%%

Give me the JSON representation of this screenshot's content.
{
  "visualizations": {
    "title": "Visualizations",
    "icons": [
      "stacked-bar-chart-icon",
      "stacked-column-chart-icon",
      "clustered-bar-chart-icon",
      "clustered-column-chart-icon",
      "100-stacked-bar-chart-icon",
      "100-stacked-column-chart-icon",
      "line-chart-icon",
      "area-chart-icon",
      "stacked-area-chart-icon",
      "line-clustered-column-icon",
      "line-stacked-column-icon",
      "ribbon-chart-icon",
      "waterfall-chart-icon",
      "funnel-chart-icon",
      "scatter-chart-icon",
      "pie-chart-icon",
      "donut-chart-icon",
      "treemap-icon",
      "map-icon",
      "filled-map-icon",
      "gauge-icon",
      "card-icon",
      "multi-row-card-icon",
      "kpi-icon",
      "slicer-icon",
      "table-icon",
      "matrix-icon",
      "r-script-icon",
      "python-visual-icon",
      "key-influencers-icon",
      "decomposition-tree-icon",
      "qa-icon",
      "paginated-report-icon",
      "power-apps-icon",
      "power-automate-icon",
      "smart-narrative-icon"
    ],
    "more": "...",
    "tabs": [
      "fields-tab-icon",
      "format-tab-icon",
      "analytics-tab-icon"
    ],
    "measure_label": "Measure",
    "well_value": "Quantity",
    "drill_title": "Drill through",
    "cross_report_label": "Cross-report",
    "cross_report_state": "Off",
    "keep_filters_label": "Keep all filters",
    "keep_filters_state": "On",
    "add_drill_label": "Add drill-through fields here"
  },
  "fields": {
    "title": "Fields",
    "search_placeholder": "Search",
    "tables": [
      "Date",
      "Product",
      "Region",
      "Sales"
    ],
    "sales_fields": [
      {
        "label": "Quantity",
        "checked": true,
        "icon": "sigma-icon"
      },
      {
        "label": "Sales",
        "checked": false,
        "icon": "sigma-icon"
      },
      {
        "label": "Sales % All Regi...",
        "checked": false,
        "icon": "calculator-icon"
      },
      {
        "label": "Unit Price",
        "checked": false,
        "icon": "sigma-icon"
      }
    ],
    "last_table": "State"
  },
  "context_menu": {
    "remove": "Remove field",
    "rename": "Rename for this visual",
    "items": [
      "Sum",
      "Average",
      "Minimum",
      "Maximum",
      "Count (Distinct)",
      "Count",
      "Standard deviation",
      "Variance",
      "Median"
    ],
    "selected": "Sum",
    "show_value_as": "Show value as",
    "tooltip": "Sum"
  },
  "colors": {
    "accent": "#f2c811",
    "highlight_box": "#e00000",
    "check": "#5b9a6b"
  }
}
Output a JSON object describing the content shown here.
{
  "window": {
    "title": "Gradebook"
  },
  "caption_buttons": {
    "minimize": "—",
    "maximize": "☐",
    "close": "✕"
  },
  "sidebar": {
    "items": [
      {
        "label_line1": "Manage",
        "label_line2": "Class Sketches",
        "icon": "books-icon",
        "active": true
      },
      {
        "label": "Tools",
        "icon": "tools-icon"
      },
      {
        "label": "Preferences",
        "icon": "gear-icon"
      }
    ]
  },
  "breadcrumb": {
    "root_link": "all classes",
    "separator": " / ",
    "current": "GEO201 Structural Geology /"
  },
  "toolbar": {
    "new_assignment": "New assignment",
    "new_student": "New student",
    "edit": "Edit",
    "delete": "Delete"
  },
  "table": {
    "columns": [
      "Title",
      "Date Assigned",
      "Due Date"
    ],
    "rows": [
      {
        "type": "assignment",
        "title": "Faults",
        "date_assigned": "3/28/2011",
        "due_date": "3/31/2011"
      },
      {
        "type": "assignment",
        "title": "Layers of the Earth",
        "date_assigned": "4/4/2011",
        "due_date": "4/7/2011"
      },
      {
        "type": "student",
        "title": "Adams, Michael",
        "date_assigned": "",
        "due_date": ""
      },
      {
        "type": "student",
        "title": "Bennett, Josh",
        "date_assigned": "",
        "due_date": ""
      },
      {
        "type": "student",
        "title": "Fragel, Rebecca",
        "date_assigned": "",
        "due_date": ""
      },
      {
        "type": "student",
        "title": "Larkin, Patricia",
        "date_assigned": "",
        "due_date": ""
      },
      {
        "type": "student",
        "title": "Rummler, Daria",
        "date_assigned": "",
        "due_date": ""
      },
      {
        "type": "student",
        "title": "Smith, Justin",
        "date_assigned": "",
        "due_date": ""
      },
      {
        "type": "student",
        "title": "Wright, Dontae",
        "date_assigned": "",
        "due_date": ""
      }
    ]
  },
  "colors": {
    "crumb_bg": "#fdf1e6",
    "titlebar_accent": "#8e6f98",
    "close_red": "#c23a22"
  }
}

%%

WHAT IS NEEDED:
Copy out every entry again, exactly as it was given.

SOLUTION:
Give me the JSON representation of this screenshot's content.
{
  "visualizations": {
    "title": "Visualizations",
    "icons": [
      "stacked-bar-chart-icon",
      "stacked-column-chart-icon",
      "clustered-bar-chart-icon",
      "clustered-column-chart-icon",
      "100-stacked-bar-chart-icon",
      "100-stacked-column-chart-icon",
      "line-chart-icon",
      "area-chart-icon",
      "stacked-area-chart-icon",
      "line-clustered-column-icon",
      "line-stacked-column-icon",
      "ribbon-chart-icon",
      "waterfall-chart-icon",
      "funnel-chart-icon",
      "scatter-chart-icon",
      "pie-chart-icon",
      "donut-chart-icon",
      "treemap-icon",
      "map-icon",
      "filled-map-icon",
      "gauge-icon",
      "card-icon",
      "multi-row-card-icon",
      "kpi-icon",
      "slicer-icon",
      "table-icon",
      "matrix-icon",
      "r-script-icon",
      "python-visual-icon",
      "key-influencers-icon",
      "decomposition-tree-icon",
      "qa-icon",
      "paginated-report-icon",
      "power-apps-icon",
      "power-automate-icon",
      "smart-narrative-icon"
    ],
    "more": "...",
    "tabs": [
      "fields-tab-icon",
      "format-tab-icon",
      "analytics-tab-icon"
    ],
    "measure_label": "Measure",
    "well_value": "Quantity",
    "drill_title": "Drill through",
    "cross_report_label": "Cross-report",
    "cross_report_state": "Off",
    "keep_filters_label": "Keep all filters",
    "keep_filters_state": "On",
    "add_drill_label": "Add drill-through fields here"
  },
  "fields": {
    "title": "Fields",
    "search_placeholder": "Search",
    "tables": [
      "Date",
      "Product",
      "Region",
      "Sales"
    ],
    "sales_fields": [
      {
        "label": "Quantity",
        "checked": true,
        "icon": "sigma-icon"
      },
      {
        "label": "Sales",
        "checked": false,
        "icon": "sigma-icon"
      },
      {
        "label": "Sales % All Regi...",
        "checked": false,
        "icon": "calculator-icon"
      },
      {
        "label": "Unit Price",
        "checked": false,
        "icon": "sigma-icon"
      }
    ],
    "last_table": "State"
  },
  "context_menu": {
    "remove": "Remove field",
    "rename": "Rename for this visual",
    "items": [
      "Sum",
      "Average",
      "Minimum",
      "Maximum",
      "Count (Distinct)",
      "Count",
      "Standard deviation",
      "Variance",
      "Median"
    ],
    "selected": "Sum",
    "show_value_as": "Show value as",
    "tooltip": "Sum"
  },
  "colors": {
    "accent": "#f2c811",
    "highlight_box": "#e00000",
    "check": "#5b9a6b"
  }
}
Output a JSON object describing the content shown here.
{
  "window": {
    "title": "Gradebook"
  },
  "caption_buttons": {
    "minimize": "—",
    "maximize": "☐",
    "close": "✕"
  },
  "sidebar": {
    "items": [
      {
        "label_line1": "Manage",
        "label_line2": "Class Sketches",
        "icon": "books-icon",
        "active": true
      },
      {
        "label": "Tools",
        "icon": "tools-icon"
      },
      {
        "label": "Preferences",
        "icon": "gear-icon"
      }
    ]
  },
  "breadcrumb": {
    "root_link": "all classes",
    "separator": " / ",
    "current": "GEO201 Structural Geology /"
  },
  "toolbar": {
    "new_assignment": "New assignment",
    "new_student": "New student",
    "edit": "Edit",
    "delete": "Delete"
  },
  "table": {
    "columns": [
      "Title",
      "Date Assigned",
      "Due Date"
    ],
    "rows": [
      {
        "type": "assignment",
        "title": "Faults",
        "date_assigned": "3/28/2011",
        "due_date": "3/31/2011"
      },
      {
        "type": "assignment",
        "title": "Layers of the Earth",
        "date_assigned": "4/4/2011",
        "due_date": "4/7/2011"
      },
      {
        "type": "student",
        "title": "Adams, Michael",
        "date_assigned": "",
        "due_date": ""
      },
      {
        "type": "student",
        "title": "Bennett, Josh",
        "date_assigned": "",
        "due_date": ""
      },
      {
        "type": "student",
        "title": "Fragel, Rebecca",
        "date_assigned": "",
        "due_date": ""
      },
      {
        "type": "student",
        "title": "Larkin, Patricia",
        "date_assigned": "",
        "due_date": ""
      },
      {
        "type": "student",
        "title": "Rummler, Daria",
        "date_assigned": "",
        "due_date": ""
      },
      {
        "type": "student",
        "title": "Smith, Justin",
        "date_assigned": "",
        "due_date": ""
      },
      {
        "type": "student",
        "title": "Wright, Dontae",
        "date_assigned": "",
        "due_date": ""
      }
    ]
  },
  "colors": {
    "crumb_bg": "#fdf1e6",
    "titlebar_accent": "#8e6f98",
    "close_red": "#c23a22"
  }
}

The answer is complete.